** Start **
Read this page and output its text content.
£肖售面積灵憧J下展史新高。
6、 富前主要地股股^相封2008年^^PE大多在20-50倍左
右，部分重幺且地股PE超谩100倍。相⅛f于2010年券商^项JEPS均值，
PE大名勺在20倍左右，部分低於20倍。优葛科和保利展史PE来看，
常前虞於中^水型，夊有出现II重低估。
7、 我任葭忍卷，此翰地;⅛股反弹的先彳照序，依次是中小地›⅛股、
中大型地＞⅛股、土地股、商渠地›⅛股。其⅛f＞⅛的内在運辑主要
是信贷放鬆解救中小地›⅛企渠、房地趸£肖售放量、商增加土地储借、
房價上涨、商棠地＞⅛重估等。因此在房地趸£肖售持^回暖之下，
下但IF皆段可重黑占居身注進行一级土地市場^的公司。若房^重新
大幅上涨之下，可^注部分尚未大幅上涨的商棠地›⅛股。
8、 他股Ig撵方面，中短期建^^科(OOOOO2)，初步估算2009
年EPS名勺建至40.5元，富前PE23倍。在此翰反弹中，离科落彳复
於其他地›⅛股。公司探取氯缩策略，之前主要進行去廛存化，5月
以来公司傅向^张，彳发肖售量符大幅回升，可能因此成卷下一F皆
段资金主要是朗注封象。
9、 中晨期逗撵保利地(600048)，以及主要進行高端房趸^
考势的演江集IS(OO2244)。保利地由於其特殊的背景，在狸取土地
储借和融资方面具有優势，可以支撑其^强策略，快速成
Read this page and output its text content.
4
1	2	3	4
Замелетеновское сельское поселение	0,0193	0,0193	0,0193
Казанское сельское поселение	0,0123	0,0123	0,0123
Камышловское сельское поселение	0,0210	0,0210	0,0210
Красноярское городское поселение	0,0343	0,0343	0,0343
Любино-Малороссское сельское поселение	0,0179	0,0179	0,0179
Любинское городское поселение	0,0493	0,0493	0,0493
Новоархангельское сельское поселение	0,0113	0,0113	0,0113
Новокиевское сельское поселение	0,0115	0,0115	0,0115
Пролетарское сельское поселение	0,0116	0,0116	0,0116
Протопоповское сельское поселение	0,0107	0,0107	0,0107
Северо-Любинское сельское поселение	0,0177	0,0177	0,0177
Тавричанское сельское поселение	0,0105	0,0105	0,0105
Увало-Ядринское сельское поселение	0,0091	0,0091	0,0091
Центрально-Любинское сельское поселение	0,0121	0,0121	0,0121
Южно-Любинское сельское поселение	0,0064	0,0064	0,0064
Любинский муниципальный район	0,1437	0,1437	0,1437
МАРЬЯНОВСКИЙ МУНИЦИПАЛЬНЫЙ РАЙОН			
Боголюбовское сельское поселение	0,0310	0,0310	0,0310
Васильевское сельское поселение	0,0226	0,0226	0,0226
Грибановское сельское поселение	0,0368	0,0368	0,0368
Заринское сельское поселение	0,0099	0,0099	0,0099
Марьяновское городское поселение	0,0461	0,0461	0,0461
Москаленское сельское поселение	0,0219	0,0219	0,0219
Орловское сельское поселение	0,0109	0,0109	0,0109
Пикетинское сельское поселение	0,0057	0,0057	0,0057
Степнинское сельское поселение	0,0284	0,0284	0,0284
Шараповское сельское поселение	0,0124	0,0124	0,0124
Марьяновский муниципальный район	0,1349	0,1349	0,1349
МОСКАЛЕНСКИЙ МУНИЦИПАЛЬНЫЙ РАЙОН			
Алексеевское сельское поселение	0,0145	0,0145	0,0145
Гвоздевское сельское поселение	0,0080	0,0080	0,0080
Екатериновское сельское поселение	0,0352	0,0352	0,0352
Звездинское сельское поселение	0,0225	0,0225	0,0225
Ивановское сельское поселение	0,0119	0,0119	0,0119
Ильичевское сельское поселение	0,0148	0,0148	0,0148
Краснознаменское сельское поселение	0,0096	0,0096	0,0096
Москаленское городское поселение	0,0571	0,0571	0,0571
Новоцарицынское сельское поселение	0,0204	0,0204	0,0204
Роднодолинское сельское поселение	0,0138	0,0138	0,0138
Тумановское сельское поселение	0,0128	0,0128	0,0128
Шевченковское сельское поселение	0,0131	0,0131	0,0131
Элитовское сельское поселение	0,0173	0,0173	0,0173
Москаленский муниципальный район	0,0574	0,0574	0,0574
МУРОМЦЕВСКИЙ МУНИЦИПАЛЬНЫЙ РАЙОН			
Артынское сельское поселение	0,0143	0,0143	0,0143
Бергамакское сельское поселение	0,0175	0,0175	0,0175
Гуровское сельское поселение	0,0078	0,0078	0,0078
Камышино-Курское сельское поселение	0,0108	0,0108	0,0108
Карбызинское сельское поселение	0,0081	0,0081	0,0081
** End **
Exercise :: Retype the listing above in full, with no alterations.

Completed exercise ::
Read this page and output its text content.
£肖售面積灵憧J下展史新高。
6、 富前主要地股股^相封2008年^^PE大多在20-50倍左
右，部分重幺且地股PE超谩100倍。相⅛f于2010年券商^项JEPS均值，
PE大名勺在20倍左右，部分低於20倍。优葛科和保利展史PE来看，
常前虞於中^水型，夊有出现II重低估。
7、 我任葭忍卷，此翰地;⅛股反弹的先彳照序，依次是中小地›⅛股、
中大型地＞⅛股、土地股、商渠地›⅛股。其⅛f＞⅛的内在運辑主要
是信贷放鬆解救中小地›⅛企渠、房地趸£肖售放量、商增加土地储借、
房價上涨、商棠地＞⅛重估等。因此在房地趸£肖售持^回暖之下，
下但IF皆段可重黑占居身注進行一级土地市場^的公司。若房^重新
大幅上涨之下，可^注部分尚未大幅上涨的商棠地›⅛股。
8、 他股Ig撵方面，中短期建^^科(OOOOO2)，初步估算2009
年EPS名勺建至40.5元，富前PE23倍。在此翰反弹中，离科落彳复
於其他地›⅛股。公司探取氯缩策略，之前主要進行去廛存化，5月
以来公司傅向^张，彳发肖售量符大幅回升，可能因此成卷下一F皆
段资金主要是朗注封象。
9、 中晨期逗撵保利地(600048)，以及主要進行高端房趸^
考势的演江集IS(OO2244)。保利地由於其特殊的背景，在狸取土地
储借和融资方面具有優势，可以支撑其^强策略，快速成
Read this page and output its text content.
4
1	2	3	4
Замелетеновское сельское поселение	0,0193	0,0193	0,0193
Казанское сельское поселение	0,0123	0,0123	0,0123
Камышловское сельское поселение	0,0210	0,0210	0,0210
Красноярское городское поселение	0,0343	0,0343	0,0343
Любино-Малороссское сельское поселение	0,0179	0,0179	0,0179
Любинское городское поселение	0,0493	0,0493	0,0493
Новоархангельское сельское поселение	0,0113	0,0113	0,0113
Новокиевское сельское поселение	0,0115	0,0115	0,0115
Пролетарское сельское поселение	0,0116	0,0116	0,0116
Протопоповское сельское поселение	0,0107	0,0107	0,0107
Северо-Любинское сельское поселение	0,0177	0,0177	0,0177
Тавричанское сельское поселение	0,0105	0,0105	0,0105
Увало-Ядринское сельское поселение	0,0091	0,0091	0,0091
Центрально-Любинское сельское поселение	0,0121	0,0121	0,0121
Южно-Любинское сельское поселение	0,0064	0,0064	0,0064
Любинский муниципальный район	0,1437	0,1437	0,1437
МАРЬЯНОВСКИЙ МУНИЦИПАЛЬНЫЙ РАЙОН			
Боголюбовское сельское поселение	0,0310	0,0310	0,0310
Васильевское сельское поселение	0,0226	0,0226	0,0226
Грибановское сельское поселение	0,0368	0,0368	0,0368
Заринское сельское поселение	0,0099	0,0099	0,0099
Марьяновское городское поселение	0,0461	0,0461	0,0461
Москаленское сельское поселение	0,0219	0,0219	0,0219
Орловское сельское поселение	0,0109	0,0109	0,0109
Пикетинское сельское поселение	0,0057	0,0057	0,0057
Степнинское сельское поселение	0,0284	0,0284	0,0284
Шараповское сельское поселение	0,0124	0,0124	0,0124
Марьяновский муниципальный район	0,1349	0,1349	0,1349
МОСКАЛЕНСКИЙ МУНИЦИПАЛЬНЫЙ РАЙОН			
Алексеевское сельское поселение	0,0145	0,0145	0,0145
Гвоздевское сельское поселение	0,0080	0,0080	0,0080
Екатериновское сельское поселение	0,0352	0,0352	0,0352
Звездинское сельское поселение	0,0225	0,0225	0,0225
Ивановское сельское поселение	0,0119	0,0119	0,0119
Ильичевское сельское поселение	0,0148	0,0148	0,0148
Краснознаменское сельское поселение	0,0096	0,0096	0,0096
Москаленское городское поселение	0,0571	0,0571	0,0571
Новоцарицынское сельское поселение	0,0204	0,0204	0,0204
Роднодолинское сельское поселение	0,0138	0,0138	0,0138
Тумановское сельское поселение	0,0128	0,0128	0,0128
Шевченковское сельское поселение	0,0131	0,0131	0,0131
Элитовское сельское поселение	0,0173	0,0173	0,0173
Москаленский муниципальный район	0,0574	0,0574	0,0574
МУРОМЦЕВСКИЙ МУНИЦИПАЛЬНЫЙ РАЙОН			
Артынское сельское поселение	0,0143	0,0143	0,0143
Бергамакское сельское поселение	0,0175	0,0175	0,0175
Гуровское сельское поселение	0,0078	0,0078	0,0078
Камышино-Курское сельское поселение	0,0108	0,0108	0,0108
Карбызинское сельское поселение	0,0081	0,0081	0,0081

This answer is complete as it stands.